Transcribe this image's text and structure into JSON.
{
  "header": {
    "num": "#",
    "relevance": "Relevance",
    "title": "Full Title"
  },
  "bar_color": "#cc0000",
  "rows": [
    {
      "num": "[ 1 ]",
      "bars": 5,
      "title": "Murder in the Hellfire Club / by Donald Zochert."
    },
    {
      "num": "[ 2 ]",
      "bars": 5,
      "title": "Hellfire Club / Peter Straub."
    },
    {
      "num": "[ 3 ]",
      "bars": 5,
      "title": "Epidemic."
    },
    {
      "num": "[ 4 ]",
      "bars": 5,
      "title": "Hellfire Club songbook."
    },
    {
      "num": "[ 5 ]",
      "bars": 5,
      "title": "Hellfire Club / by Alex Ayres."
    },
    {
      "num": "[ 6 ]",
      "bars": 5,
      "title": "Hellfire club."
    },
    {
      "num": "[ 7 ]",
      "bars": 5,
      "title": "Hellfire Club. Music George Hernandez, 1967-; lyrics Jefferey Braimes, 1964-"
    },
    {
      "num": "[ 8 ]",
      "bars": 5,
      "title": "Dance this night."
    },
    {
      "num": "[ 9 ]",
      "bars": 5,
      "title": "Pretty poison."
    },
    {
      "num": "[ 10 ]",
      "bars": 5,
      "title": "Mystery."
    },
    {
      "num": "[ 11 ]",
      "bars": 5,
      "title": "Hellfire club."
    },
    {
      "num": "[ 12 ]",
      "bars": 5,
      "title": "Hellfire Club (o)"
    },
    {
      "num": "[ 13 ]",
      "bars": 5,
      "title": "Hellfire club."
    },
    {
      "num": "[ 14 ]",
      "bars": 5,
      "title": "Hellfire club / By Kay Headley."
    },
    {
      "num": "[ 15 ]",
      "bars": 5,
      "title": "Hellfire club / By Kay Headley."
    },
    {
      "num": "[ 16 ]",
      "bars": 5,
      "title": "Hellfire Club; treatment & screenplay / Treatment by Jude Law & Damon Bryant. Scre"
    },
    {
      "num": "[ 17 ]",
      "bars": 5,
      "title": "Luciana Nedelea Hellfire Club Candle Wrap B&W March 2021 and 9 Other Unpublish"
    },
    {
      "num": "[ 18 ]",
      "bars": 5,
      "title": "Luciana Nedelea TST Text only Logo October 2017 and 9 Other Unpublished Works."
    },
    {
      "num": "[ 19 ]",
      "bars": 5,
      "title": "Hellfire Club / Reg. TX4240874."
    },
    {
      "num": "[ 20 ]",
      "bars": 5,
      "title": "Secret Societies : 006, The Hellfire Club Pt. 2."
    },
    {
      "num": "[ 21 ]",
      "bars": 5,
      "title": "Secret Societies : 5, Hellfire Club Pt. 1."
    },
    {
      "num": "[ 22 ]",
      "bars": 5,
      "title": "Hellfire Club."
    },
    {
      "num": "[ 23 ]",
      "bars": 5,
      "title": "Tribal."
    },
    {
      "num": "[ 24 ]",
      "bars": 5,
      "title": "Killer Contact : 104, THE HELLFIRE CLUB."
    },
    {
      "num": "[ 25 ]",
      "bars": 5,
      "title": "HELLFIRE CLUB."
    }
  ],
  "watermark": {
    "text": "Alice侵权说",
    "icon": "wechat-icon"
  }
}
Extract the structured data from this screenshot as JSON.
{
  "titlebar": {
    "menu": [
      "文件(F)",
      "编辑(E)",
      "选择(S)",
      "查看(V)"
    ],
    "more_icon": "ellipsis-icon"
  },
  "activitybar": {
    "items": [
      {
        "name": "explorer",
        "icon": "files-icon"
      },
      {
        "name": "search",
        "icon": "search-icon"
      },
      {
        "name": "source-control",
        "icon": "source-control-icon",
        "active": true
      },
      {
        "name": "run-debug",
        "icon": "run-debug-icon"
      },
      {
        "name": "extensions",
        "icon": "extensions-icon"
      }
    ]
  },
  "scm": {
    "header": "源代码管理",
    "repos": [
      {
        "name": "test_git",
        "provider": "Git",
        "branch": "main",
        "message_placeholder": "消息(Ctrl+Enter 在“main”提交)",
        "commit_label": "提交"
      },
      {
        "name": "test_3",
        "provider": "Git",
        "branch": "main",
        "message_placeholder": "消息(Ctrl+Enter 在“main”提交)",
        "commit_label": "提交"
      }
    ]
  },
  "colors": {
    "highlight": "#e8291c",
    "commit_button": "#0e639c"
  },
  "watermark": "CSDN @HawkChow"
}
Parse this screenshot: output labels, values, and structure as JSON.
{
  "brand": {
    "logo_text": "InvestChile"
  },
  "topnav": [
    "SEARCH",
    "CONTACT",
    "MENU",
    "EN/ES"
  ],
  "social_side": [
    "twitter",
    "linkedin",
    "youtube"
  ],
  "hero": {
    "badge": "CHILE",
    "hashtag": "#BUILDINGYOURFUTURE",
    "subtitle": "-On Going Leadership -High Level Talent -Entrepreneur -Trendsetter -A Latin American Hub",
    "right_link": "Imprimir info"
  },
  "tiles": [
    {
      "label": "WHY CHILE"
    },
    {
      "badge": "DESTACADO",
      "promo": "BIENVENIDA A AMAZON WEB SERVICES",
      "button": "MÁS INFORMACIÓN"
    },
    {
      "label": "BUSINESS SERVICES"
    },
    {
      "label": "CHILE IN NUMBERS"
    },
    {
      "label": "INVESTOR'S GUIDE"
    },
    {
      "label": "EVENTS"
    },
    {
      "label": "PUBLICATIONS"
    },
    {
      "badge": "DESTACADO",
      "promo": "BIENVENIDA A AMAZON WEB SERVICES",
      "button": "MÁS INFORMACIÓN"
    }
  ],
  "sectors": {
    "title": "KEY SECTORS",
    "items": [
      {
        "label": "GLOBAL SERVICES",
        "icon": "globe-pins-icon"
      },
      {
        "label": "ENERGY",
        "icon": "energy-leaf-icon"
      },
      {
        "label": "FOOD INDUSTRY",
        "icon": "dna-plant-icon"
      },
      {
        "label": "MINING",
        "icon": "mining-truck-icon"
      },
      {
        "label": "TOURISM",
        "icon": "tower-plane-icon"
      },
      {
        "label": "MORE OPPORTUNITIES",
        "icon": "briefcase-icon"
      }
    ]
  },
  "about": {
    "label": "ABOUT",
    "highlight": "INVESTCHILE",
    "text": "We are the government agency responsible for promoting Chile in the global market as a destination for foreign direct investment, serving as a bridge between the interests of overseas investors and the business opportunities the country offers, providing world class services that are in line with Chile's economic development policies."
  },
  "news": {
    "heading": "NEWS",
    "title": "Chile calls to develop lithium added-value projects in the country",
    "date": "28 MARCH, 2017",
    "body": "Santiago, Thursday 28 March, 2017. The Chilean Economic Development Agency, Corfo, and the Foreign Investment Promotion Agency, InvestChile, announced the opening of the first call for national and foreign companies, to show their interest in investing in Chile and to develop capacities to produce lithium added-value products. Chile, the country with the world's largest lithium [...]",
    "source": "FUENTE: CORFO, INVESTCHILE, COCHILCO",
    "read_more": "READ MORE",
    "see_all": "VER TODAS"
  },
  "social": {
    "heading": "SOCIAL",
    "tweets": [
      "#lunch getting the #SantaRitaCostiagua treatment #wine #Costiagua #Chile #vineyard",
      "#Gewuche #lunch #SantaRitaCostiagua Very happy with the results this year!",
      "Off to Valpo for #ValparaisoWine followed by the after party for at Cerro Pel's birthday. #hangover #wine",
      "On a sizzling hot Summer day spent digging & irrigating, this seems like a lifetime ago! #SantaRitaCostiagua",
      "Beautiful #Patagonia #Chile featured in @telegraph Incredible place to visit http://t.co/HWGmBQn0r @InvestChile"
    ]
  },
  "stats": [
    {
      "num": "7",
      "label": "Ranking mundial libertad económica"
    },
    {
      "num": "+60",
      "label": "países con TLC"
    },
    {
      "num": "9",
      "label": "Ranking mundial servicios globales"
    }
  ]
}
==*==
» **WHAT IS EXPECTED**: Extract the full listing above without altering anything.

» **TASK RESULT**:
Transcribe this image's text and structure into JSON.
{
  "header": {
    "num": "#",
    "relevance": "Relevance",
    "title": "Full Title"
  },
  "bar_color": "#cc0000",
  "rows": [
    {
      "num": "[ 1 ]",
      "bars": 5,
      "title": "Murder in the Hellfire Club / by Donald Zochert."
    },
    {
      "num": "[ 2 ]",
      "bars": 5,
      "title": "Hellfire Club / Peter Straub."
    },
    {
      "num": "[ 3 ]",
      "bars": 5,
      "title": "Epidemic."
    },
    {
      "num": "[ 4 ]",
      "bars": 5,
      "title": "Hellfire Club songbook."
    },
    {
      "num": "[ 5 ]",
      "bars": 5,
      "title": "Hellfire Club / by Alex Ayres."
    },
    {
      "num": "[ 6 ]",
      "bars": 5,
      "title": "Hellfire club."
    },
    {
      "num": "[ 7 ]",
      "bars": 5,
      "title": "Hellfire Club. Music George Hernandez, 1967-; lyrics Jefferey Braimes, 1964-"
    },
    {
      "num": "[ 8 ]",
      "bars": 5,
      "title": "Dance this night."
    },
    {
      "num": "[ 9 ]",
      "bars": 5,
      "title": "Pretty poison."
    },
    {
      "num": "[ 10 ]",
      "bars": 5,
      "title": "Mystery."
    },
    {
      "num": "[ 11 ]",
      "bars": 5,
      "title": "Hellfire club."
    },
    {
      "num": "[ 12 ]",
      "bars": 5,
      "title": "Hellfire Club (o)"
    },
    {
      "num": "[ 13 ]",
      "bars": 5,
      "title": "Hellfire club."
    },
    {
      "num": "[ 14 ]",
      "bars": 5,
      "title": "Hellfire club / By Kay Headley."
    },
    {
      "num": "[ 15 ]",
      "bars": 5,
      "title": "Hellfire club / By Kay Headley."
    },
    {
      "num": "[ 16 ]",
      "bars": 5,
      "title": "Hellfire Club; treatment & screenplay / Treatment by Jude Law & Damon Bryant. Scre"
    },
    {
      "num": "[ 17 ]",
      "bars": 5,
      "title": "Luciana Nedelea Hellfire Club Candle Wrap B&W March 2021 and 9 Other Unpublish"
    },
    {
      "num": "[ 18 ]",
      "bars": 5,
      "title": "Luciana Nedelea TST Text only Logo October 2017 and 9 Other Unpublished Works."
    },
    {
      "num": "[ 19 ]",
      "bars": 5,
      "title": "Hellfire Club / Reg. TX4240874."
    },
    {
      "num": "[ 20 ]",
      "bars": 5,
      "title": "Secret Societies : 006, The Hellfire Club Pt. 2."
    },
    {
      "num": "[ 21 ]",
      "bars": 5,
      "title": "Secret Societies : 5, Hellfire Club Pt. 1."
    },
    {
      "num": "[ 22 ]",
      "bars": 5,
      "title": "Hellfire Club."
    },
    {
      "num": "[ 23 ]",
      "bars": 5,
      "title": "Tribal."
    },
    {
      "num": "[ 24 ]",
      "bars": 5,
      "title": "Killer Contact : 104, THE HELLFIRE CLUB."
    },
    {
      "num": "[ 25 ]",
      "bars": 5,
      "title": "HELLFIRE CLUB."
    }
  ],
  "watermark": {
    "text": "Alice侵权说",
    "icon": "wechat-icon"
  }
}
Extract the structured data from this screenshot as JSON.
{
  "titlebar": {
    "menu": [
      "文件(F)",
      "编辑(E)",
      "选择(S)",
      "查看(V)"
    ],
    "more_icon": "ellipsis-icon"
  },
  "activitybar": {
    "items": [
      {
        "name": "explorer",
        "icon": "files-icon"
      },
      {
        "name": "search",
        "icon": "search-icon"
      },
      {
        "name": "source-control",
        "icon": "source-control-icon",
        "active": true
      },
      {
        "name": "run-debug",
        "icon": "run-debug-icon"
      },
      {
        "name": "extensions",
        "icon": "extensions-icon"
      }
    ]
  },
  "scm": {
    "header": "源代码管理",
    "repos": [
      {
        "name": "test_git",
        "provider": "Git",
        "branch": "main",
        "message_placeholder": "消息(Ctrl+Enter 在“main”提交)",
        "commit_label": "提交"
      },
      {
        "name": "test_3",
        "provider": "Git",
        "branch": "main",
        "message_placeholder": "消息(Ctrl+Enter 在“main”提交)",
        "commit_label": "提交"
      }
    ]
  },
  "colors": {
    "highlight": "#e8291c",
    "commit_button": "#0e639c"
  },
  "watermark": "CSDN @HawkChow"
}
Parse this screenshot: output labels, values, and structure as JSON.
{
  "brand": {
    "logo_text": "InvestChile"
  },
  "topnav": [
    "SEARCH",
    "CONTACT",
    "MENU",
    "EN/ES"
  ],
  "social_side": [
    "twitter",
    "linkedin",
    "youtube"
  ],
  "hero": {
    "badge": "CHILE",
    "hashtag": "#BUILDINGYOURFUTURE",
    "subtitle": "-On Going Leadership -High Level Talent -Entrepreneur -Trendsetter -A Latin American Hub",
    "right_link": "Imprimir info"
  },
  "tiles": [
    {
      "label": "WHY CHILE"
    },
    {
      "badge": "DESTACADO",
      "promo": "BIENVENIDA A AMAZON WEB SERVICES",
      "button": "MÁS INFORMACIÓN"
    },
    {
      "label": "BUSINESS SERVICES"
    },
    {
      "label": "CHILE IN NUMBERS"
    },
    {
      "label": "INVESTOR'S GUIDE"
    },
    {
      "label": "EVENTS"
    },
    {
      "label": "PUBLICATIONS"
    },
    {
      "badge": "DESTACADO",
      "promo": "BIENVENIDA A AMAZON WEB SERVICES",
      "button": "MÁS INFORMACIÓN"
    }
  ],
  "sectors": {
    "title": "KEY SECTORS",
    "items": [
      {
        "label": "GLOBAL SERVICES",
        "icon": "globe-pins-icon"
      },
      {
        "label": "ENERGY",
        "icon": "energy-leaf-icon"
      },
      {
        "label": "FOOD INDUSTRY",
        "icon": "dna-plant-icon"
      },
      {
        "label": "MINING",
        "icon": "mining-truck-icon"
      },
      {
        "label": "TOURISM",
        "icon": "tower-plane-icon"
      },
      {
        "label": "MORE OPPORTUNITIES",
        "icon": "briefcase-icon"
      }
    ]
  },
  "about": {
    "label": "ABOUT",
    "highlight": "INVESTCHILE",
    "text": "We are the government agency responsible for promoting Chile in the global market as a destination for foreign direct investment, serving as a bridge between the interests of overseas investors and the business opportunities the country offers, providing world class services that are in line with Chile's economic development policies."
  },
  "news": {
    "heading": "NEWS",
    "title": "Chile calls to develop lithium added-value projects in the country",
    "date": "28 MARCH, 2017",
    "body": "Santiago, Thursday 28 March, 2017. The Chilean Economic Development Agency, Corfo, and the Foreign Investment Promotion Agency, InvestChile, announced the opening of the first call for national and foreign companies, to show their interest in investing in Chile and to develop capacities to produce lithium added-value products. Chile, the country with the world's largest lithium [...]",
    "source": "FUENTE: CORFO, INVESTCHILE, COCHILCO",
    "read_more": "READ MORE",
    "see_all": "VER TODAS"
  },
  "social": {
    "heading": "SOCIAL",
    "tweets": [
      "#lunch getting the #SantaRitaCostiagua treatment #wine #Costiagua #Chile #vineyard",
      "#Gewuche #lunch #SantaRitaCostiagua Very happy with the results this year!",
      "Off to Valpo for #ValparaisoWine followed by the after party for at Cerro Pel's birthday. #hangover #wine",
      "On a sizzling hot Summer day spent digging & irrigating, this seems like a lifetime ago! #SantaRitaCostiagua",
      "Beautiful #Patagonia #Chile featured in @telegraph Incredible place to visit http://t.co/HWGmBQn0r @InvestChile"
    ]
  },
  "stats": [
    {
      "num": "7",
      "label": "Ranking mundial libertad económica"
    },
    {
      "num": "+60",
      "label": "países con TLC"
    },
    {
      "num": "9",
      "label": "Ranking mundial servicios globales"
    }
  ]
}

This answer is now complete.